►

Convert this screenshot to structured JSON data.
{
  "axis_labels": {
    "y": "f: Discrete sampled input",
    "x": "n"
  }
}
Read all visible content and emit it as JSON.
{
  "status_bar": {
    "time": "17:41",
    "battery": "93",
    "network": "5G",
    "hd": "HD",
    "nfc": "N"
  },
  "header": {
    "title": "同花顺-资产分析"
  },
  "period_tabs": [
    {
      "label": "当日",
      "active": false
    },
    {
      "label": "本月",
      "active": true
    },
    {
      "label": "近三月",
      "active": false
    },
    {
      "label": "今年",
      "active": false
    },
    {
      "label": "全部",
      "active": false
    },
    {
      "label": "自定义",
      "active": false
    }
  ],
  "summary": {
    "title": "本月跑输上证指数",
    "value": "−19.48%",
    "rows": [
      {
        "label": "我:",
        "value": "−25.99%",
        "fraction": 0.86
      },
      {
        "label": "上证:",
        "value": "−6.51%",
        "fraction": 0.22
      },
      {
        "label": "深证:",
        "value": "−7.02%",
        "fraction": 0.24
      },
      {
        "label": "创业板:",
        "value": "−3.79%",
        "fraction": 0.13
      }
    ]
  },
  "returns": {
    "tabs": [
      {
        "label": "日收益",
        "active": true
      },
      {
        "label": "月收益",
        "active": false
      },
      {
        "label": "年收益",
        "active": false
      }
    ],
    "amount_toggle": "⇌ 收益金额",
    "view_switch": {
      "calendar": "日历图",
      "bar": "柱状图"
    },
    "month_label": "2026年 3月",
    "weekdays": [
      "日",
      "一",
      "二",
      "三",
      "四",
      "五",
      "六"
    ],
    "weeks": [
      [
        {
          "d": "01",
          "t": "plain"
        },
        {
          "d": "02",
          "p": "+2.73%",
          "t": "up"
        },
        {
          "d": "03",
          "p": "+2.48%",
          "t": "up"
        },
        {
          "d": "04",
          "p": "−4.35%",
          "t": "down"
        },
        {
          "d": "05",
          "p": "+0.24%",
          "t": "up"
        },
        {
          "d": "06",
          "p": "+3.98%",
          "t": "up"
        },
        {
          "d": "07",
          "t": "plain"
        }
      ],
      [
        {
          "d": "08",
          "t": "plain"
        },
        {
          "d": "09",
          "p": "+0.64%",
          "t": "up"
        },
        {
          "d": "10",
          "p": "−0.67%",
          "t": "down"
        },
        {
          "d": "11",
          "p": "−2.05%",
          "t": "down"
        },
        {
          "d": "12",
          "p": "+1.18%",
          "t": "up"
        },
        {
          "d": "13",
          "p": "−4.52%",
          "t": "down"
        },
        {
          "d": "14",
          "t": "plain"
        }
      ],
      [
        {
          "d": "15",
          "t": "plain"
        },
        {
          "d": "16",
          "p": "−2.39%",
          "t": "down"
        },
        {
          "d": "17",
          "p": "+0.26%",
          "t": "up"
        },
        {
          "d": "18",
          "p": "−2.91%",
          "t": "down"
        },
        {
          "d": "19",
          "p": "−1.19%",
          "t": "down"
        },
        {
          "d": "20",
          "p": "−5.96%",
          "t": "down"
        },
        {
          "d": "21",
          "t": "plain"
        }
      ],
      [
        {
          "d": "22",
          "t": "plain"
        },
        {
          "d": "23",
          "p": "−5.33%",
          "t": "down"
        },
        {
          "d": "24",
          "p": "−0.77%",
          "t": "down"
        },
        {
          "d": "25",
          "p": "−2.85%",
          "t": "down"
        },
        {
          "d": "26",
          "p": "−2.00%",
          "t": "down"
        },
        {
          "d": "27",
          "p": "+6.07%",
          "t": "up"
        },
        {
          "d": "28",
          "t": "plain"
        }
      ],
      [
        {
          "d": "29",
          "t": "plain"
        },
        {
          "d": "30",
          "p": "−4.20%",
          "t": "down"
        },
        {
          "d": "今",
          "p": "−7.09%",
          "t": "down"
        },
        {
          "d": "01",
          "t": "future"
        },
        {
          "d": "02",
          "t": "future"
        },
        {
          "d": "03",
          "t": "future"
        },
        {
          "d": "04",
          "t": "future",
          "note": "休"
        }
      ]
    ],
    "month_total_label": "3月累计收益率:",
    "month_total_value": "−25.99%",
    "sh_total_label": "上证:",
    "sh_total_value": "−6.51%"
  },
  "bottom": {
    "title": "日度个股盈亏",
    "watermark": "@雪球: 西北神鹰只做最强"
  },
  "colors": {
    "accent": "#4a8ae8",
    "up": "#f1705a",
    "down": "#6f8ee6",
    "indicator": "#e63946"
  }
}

◄

Find every line containing the word "fraction", then give the total and nothing more.

4